DATASET EXTRACT:
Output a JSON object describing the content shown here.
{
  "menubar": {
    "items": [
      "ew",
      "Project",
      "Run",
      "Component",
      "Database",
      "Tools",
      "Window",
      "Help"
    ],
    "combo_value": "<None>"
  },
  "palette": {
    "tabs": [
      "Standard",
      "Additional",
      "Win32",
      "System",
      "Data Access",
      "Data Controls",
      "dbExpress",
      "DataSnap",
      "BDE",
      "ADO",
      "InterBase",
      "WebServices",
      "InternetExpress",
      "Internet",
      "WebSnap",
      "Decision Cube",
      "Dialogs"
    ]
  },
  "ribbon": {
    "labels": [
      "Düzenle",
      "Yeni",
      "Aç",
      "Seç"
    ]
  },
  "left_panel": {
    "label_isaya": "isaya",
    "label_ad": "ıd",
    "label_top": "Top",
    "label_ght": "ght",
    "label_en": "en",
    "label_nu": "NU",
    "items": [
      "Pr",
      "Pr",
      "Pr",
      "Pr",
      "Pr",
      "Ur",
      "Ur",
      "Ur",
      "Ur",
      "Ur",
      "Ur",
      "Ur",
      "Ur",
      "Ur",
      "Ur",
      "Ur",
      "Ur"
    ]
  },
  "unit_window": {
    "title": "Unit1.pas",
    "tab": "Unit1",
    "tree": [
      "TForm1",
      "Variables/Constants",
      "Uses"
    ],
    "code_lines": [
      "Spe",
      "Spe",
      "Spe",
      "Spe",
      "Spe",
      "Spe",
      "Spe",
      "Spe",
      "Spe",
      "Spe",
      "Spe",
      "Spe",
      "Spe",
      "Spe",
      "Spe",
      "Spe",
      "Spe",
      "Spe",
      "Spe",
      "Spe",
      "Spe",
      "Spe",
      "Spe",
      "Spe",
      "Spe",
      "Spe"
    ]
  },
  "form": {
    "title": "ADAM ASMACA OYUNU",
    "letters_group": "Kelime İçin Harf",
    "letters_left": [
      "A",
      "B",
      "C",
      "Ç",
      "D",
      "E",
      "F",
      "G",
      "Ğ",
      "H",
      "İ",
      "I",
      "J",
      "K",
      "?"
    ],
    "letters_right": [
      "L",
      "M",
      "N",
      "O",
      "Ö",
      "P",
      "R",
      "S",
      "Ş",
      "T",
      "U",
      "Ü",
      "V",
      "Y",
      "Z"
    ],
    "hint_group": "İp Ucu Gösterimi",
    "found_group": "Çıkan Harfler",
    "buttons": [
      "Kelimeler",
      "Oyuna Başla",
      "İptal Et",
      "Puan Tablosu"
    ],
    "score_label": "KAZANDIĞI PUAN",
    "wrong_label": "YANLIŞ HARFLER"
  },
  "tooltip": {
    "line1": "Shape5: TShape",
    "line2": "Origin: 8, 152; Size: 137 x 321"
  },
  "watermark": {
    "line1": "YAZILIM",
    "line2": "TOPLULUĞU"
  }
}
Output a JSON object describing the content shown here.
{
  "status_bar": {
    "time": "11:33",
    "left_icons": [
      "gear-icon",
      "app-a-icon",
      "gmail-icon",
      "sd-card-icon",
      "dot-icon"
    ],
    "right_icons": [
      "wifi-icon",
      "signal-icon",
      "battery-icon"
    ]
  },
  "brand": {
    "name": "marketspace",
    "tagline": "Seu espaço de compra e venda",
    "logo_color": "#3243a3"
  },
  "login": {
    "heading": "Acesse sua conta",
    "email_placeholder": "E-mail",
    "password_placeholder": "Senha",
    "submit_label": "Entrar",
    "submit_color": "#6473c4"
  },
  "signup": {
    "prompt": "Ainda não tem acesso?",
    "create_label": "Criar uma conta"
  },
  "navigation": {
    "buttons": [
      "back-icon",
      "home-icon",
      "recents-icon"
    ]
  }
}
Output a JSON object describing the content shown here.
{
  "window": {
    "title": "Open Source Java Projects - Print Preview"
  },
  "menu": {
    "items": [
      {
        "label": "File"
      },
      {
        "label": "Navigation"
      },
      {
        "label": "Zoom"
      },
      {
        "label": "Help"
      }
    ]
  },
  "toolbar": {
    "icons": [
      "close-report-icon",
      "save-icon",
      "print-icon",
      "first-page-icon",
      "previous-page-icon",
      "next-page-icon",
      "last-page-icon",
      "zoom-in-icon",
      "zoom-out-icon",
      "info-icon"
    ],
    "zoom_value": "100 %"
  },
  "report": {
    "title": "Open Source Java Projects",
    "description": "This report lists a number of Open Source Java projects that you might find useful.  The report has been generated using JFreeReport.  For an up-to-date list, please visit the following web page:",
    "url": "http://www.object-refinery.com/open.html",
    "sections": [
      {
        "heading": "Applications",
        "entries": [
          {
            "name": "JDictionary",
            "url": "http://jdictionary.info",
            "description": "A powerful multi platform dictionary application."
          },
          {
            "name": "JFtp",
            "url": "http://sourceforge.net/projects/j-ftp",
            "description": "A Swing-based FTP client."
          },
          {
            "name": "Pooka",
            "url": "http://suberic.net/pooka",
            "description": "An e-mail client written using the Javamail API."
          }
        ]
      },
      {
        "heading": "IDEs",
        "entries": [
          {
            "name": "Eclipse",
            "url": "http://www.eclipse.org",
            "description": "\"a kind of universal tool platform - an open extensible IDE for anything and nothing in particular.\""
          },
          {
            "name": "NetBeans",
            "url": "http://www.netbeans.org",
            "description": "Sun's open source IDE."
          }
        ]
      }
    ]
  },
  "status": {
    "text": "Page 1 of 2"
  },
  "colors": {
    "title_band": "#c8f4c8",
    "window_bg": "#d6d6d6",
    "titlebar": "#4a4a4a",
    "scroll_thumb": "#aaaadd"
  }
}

TASK: Which lines above contain "report"? Show each of them.

SOLUTION TO THE PROBLEM:
      "close-report-icon",
  "report": {
    "description": "This report lists a number of Open Source Java projects that you might find useful.  The report has been generated using JFreeReport.  For an up-to-date list, please visit the following web page:",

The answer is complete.